_WORK TO COMPLETE_
Your task is to locate every line holding the string "services" and to copy each of them.

Stored data entries
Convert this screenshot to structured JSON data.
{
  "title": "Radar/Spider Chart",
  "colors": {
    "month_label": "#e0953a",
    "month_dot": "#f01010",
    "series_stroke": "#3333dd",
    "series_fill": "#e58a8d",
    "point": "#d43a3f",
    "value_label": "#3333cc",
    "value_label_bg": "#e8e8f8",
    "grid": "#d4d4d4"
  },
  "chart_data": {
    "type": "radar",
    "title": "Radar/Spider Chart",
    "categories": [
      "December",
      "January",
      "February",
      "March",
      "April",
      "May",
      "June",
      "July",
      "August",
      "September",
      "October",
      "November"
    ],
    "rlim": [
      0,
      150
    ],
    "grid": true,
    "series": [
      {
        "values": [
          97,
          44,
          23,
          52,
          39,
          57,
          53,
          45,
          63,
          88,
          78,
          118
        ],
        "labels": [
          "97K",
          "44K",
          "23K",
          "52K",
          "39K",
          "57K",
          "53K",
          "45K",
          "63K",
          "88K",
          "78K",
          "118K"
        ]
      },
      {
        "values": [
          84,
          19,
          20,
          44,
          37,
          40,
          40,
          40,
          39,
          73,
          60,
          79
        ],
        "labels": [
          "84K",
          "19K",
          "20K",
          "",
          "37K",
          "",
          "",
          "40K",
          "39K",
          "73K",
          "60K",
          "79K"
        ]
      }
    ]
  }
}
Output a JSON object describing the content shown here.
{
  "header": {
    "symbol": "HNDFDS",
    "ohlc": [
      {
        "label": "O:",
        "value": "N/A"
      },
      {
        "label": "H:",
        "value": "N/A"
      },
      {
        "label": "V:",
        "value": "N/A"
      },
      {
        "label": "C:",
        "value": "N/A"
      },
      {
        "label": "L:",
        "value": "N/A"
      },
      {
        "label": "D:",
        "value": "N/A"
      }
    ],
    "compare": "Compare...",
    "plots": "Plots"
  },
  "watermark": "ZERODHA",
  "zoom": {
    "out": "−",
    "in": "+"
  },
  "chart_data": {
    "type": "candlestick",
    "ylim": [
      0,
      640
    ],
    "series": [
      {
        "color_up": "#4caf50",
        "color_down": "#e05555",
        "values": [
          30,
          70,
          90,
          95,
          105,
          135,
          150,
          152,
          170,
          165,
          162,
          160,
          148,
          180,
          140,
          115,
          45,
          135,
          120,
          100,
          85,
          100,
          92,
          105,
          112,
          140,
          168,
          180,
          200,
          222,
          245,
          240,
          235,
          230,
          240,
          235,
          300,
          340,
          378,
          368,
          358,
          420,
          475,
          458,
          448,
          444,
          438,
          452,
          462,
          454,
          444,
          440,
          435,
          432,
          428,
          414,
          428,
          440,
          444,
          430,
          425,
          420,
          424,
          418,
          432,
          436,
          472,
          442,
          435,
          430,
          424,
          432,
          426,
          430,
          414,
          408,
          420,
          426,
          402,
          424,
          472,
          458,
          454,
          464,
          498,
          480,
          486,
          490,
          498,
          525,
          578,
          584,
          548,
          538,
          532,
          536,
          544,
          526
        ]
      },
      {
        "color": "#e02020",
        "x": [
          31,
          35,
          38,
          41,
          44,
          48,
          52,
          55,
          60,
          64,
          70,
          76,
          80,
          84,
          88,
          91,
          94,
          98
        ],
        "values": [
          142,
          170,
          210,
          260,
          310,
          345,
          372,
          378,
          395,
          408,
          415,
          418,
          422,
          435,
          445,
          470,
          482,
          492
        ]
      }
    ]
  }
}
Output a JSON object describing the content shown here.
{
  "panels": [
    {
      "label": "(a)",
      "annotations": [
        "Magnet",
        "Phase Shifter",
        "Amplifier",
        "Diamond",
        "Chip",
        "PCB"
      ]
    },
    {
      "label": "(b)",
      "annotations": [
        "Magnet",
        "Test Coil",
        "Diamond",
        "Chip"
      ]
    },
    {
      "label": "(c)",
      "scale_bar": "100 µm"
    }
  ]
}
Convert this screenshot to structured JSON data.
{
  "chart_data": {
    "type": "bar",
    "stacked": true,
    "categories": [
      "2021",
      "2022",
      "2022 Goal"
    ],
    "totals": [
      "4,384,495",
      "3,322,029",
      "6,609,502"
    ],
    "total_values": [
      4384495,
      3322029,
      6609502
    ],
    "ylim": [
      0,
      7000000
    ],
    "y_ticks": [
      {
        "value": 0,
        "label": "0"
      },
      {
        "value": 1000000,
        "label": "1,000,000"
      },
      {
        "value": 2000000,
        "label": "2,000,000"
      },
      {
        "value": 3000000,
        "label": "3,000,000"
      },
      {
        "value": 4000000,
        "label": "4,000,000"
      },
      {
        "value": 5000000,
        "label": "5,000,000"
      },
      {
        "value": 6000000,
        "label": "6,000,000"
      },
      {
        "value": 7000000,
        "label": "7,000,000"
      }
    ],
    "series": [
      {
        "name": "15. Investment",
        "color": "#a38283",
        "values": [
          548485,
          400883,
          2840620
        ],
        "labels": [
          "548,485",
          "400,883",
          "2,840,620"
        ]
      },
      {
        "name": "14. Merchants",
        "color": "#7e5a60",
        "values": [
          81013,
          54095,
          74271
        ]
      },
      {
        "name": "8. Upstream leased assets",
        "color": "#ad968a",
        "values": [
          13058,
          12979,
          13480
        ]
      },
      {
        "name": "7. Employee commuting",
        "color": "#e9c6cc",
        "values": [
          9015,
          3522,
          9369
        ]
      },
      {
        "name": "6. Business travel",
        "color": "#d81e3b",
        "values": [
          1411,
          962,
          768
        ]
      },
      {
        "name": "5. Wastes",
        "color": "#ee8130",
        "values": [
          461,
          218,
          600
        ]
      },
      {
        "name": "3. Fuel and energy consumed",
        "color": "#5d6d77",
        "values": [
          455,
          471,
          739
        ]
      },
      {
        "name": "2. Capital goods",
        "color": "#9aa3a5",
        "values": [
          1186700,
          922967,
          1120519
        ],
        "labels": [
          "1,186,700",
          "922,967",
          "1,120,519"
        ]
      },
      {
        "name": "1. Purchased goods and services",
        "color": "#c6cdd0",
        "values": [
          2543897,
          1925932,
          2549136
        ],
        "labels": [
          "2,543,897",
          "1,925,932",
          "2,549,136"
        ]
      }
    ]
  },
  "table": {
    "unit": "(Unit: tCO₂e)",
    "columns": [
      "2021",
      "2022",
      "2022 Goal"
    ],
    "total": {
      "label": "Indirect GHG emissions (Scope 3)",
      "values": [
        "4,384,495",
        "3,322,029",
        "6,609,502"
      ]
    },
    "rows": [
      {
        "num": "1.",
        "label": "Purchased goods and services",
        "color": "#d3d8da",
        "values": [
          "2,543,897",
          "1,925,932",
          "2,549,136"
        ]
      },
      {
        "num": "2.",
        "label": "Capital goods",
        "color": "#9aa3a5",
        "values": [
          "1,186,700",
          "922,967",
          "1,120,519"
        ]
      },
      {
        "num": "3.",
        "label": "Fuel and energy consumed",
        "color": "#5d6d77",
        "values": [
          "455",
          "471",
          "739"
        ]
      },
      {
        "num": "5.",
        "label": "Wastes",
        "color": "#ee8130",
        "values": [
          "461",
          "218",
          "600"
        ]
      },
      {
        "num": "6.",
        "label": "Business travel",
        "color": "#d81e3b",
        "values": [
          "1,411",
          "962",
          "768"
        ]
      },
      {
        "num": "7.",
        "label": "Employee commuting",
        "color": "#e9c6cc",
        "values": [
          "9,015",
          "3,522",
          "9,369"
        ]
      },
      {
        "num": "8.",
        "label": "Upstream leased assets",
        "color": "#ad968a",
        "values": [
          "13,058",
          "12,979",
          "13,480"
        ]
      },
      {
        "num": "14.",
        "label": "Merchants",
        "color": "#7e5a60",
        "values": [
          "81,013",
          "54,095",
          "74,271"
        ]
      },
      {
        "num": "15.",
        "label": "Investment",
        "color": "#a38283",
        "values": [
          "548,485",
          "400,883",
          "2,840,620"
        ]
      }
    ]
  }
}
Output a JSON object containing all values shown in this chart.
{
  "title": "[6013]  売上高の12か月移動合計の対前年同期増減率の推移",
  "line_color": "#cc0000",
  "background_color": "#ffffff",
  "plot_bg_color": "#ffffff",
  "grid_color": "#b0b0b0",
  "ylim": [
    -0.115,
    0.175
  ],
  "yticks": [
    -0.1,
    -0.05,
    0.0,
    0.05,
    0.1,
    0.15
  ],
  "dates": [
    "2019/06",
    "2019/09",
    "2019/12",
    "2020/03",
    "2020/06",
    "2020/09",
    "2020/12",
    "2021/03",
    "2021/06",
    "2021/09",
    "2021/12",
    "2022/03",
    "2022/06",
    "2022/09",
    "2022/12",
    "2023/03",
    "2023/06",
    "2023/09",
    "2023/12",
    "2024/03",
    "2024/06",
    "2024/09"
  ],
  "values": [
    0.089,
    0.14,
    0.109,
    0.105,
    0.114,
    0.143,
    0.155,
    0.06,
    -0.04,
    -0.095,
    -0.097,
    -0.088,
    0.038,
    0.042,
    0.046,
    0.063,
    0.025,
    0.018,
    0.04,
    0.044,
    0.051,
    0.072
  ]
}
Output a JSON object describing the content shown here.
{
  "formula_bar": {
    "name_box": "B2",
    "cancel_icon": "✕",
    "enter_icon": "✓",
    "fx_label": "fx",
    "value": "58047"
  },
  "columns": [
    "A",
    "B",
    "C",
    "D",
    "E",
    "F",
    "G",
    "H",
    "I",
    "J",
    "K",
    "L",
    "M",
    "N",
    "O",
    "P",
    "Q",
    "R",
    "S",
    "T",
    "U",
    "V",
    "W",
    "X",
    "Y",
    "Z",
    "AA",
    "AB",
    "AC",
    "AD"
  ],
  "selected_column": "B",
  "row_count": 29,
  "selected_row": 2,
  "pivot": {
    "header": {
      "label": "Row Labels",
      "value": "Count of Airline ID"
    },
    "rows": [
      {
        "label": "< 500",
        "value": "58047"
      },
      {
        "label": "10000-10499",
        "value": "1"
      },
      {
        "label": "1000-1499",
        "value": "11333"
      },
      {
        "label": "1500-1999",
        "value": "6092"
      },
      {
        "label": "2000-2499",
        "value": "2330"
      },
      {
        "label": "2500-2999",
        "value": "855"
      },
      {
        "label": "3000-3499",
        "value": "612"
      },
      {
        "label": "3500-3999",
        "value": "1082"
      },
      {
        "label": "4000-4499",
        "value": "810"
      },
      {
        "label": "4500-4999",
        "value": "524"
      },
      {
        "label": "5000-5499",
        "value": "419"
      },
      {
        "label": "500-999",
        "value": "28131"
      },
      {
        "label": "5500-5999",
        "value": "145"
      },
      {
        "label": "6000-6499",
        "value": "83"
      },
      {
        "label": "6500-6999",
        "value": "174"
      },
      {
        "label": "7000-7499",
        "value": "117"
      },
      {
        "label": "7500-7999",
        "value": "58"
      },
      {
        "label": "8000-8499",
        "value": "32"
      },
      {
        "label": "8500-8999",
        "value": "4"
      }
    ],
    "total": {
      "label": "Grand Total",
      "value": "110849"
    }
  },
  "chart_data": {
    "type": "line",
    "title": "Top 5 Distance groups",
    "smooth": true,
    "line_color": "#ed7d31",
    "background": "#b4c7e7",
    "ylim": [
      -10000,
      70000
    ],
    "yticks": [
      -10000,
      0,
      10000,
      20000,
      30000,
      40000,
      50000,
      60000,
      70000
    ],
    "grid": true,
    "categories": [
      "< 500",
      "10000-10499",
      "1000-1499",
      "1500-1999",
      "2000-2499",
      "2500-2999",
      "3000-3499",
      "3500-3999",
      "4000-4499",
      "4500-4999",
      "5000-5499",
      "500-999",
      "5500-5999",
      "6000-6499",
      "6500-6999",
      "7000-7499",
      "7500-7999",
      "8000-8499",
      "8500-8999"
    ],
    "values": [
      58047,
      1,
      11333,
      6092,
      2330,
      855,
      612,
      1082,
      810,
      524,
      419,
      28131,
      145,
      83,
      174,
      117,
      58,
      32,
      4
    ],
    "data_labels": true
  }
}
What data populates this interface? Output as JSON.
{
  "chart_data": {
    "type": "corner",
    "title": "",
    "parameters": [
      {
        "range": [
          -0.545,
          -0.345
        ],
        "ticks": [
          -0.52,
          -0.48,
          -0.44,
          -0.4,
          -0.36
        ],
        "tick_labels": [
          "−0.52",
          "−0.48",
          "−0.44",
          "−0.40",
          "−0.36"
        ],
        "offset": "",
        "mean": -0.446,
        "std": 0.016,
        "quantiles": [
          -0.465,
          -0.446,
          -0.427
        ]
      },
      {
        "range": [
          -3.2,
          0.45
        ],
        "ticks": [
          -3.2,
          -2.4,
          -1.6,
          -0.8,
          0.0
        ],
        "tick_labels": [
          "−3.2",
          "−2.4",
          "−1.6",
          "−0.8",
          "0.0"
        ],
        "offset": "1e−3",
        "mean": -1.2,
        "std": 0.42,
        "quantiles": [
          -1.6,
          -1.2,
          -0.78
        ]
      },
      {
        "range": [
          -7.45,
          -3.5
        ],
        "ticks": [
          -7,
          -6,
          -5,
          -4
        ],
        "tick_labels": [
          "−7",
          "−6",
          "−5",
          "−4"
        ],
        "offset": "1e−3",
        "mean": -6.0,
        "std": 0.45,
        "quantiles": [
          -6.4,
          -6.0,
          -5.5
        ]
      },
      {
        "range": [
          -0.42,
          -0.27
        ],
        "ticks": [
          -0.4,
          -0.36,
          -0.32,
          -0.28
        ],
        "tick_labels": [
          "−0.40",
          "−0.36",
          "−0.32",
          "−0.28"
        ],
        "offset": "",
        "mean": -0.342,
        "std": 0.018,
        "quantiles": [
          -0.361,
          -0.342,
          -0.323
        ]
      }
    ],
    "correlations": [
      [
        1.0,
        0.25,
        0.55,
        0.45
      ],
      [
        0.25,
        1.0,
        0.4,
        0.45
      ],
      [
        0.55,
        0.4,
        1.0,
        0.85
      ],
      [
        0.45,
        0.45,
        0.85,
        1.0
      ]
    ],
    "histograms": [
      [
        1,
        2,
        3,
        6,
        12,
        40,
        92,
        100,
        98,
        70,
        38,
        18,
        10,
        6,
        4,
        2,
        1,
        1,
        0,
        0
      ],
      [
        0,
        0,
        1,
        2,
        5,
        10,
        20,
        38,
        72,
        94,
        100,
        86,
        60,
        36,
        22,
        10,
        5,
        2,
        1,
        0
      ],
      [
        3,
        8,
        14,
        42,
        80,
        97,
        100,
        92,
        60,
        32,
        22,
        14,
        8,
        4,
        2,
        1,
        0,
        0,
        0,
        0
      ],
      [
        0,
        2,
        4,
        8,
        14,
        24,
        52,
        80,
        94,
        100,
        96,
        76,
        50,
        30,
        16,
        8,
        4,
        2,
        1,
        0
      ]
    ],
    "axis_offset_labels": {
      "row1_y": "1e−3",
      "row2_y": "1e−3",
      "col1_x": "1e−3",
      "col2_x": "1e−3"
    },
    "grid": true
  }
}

_ANSWER IN FULL_
        "name": "1. Purchased goods and services",
        "label": "Purchased goods and services",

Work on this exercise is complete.